*WHAT YOU WILL DO:* Please reproduce the stretch of the listing below from its first line through the line that contains "search-icon xyxy=(421,224,437,240)", keeping each line unchanged.

*RECORDS PROVIDED:*
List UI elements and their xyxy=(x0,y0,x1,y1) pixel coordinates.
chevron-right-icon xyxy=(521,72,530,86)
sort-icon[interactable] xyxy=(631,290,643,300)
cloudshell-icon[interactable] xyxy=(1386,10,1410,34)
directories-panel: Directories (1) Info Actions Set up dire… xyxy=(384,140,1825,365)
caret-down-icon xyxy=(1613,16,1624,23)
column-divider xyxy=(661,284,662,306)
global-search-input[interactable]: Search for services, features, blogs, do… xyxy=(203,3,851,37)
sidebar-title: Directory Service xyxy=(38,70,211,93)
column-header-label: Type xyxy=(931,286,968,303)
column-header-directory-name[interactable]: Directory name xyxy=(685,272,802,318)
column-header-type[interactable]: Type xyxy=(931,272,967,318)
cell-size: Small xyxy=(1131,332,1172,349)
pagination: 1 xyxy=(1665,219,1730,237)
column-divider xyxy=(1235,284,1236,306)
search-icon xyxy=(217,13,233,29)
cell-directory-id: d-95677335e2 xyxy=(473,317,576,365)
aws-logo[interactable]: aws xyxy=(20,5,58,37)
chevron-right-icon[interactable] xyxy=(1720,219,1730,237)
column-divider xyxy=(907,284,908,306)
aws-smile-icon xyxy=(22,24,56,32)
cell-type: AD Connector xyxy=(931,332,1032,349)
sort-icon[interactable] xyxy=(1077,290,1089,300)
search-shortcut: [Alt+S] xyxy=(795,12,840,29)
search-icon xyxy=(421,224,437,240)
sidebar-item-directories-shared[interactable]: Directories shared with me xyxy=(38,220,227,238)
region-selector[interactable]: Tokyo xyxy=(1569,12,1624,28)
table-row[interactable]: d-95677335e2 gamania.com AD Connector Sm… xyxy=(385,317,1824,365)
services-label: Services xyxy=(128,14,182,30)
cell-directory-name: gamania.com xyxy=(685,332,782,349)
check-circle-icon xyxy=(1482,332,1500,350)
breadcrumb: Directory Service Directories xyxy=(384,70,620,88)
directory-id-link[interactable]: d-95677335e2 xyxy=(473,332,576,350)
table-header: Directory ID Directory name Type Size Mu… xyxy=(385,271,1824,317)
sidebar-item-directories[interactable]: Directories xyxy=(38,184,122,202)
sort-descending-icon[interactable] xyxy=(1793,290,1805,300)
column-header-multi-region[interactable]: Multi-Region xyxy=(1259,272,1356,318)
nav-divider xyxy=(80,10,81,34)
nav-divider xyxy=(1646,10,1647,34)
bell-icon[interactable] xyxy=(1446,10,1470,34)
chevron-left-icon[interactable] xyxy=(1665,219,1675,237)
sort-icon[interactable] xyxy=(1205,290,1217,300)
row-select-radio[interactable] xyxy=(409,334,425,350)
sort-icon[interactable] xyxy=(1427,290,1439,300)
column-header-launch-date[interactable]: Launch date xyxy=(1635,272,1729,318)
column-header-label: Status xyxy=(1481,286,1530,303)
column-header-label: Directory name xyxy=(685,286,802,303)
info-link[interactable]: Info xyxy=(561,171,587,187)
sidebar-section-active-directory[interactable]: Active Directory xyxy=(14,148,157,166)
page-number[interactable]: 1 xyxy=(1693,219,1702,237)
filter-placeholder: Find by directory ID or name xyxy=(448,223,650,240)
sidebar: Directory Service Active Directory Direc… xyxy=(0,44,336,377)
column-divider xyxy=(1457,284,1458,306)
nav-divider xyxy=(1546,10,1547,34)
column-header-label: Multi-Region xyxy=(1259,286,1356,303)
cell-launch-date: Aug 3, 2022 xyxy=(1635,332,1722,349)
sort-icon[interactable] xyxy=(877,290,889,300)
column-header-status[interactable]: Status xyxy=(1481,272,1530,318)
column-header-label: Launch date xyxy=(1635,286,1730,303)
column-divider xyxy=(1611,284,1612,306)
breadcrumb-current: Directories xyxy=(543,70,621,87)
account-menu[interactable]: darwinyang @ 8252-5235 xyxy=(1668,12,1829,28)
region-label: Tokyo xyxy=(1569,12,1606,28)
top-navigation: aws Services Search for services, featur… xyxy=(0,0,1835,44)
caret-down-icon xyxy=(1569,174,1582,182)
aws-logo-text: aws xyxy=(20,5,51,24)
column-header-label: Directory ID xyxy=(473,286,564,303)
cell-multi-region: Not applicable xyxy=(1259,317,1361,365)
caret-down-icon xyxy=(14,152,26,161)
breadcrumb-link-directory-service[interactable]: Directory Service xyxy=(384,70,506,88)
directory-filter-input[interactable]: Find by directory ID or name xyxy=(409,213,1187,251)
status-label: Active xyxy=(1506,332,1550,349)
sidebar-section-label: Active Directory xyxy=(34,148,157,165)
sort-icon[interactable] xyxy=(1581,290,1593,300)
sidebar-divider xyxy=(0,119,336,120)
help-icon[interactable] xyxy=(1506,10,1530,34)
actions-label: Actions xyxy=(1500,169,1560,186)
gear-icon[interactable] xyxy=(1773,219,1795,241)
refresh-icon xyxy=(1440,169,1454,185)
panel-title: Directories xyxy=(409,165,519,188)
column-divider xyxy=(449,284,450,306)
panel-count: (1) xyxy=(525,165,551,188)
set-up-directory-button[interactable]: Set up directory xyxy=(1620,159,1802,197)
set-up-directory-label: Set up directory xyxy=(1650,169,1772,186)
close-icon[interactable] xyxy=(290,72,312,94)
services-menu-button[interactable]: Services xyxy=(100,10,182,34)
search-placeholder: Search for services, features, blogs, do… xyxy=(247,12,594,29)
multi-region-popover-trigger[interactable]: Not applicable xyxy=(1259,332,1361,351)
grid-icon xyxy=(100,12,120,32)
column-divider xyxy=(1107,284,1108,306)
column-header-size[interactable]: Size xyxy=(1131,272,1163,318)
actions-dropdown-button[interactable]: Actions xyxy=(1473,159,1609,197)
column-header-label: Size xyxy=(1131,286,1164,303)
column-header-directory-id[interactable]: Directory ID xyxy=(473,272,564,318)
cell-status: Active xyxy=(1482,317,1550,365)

*PROBLEM SOLUTION:*
List UI elements and their xyxy=(x0,y0,x1,y1) pixel coordinates.
chevron-right-icon xyxy=(521,72,530,86)
sort-icon[interactable] xyxy=(631,290,643,300)
cloudshell-icon[interactable] xyxy=(1386,10,1410,34)
directories-panel: Directories (1) Info Actions Set up dire… xyxy=(384,140,1825,365)
caret-down-icon xyxy=(1613,16,1624,23)
column-divider xyxy=(661,284,662,306)
global-search-input[interactable]: Search for services, features, blogs, do… xyxy=(203,3,851,37)
sidebar-title: Directory Service xyxy=(38,70,211,93)
column-header-label: Type xyxy=(931,286,968,303)
column-header-directory-name[interactable]: Directory name xyxy=(685,272,802,318)
column-header-type[interactable]: Type xyxy=(931,272,967,318)
cell-size: Small xyxy=(1131,332,1172,349)
pagination: 1 xyxy=(1665,219,1730,237)
column-divider xyxy=(1235,284,1236,306)
search-icon xyxy=(217,13,233,29)
cell-directory-id: d-95677335e2 xyxy=(473,317,576,365)
aws-logo[interactable]: aws xyxy=(20,5,58,37)
chevron-right-icon[interactable] xyxy=(1720,219,1730,237)
column-divider xyxy=(907,284,908,306)
aws-smile-icon xyxy=(22,24,56,32)
cell-type: AD Connector xyxy=(931,332,1032,349)
sort-icon[interactable] xyxy=(1077,290,1089,300)
search-shortcut: [Alt+S] xyxy=(795,12,840,29)
search-icon xyxy=(421,224,437,240)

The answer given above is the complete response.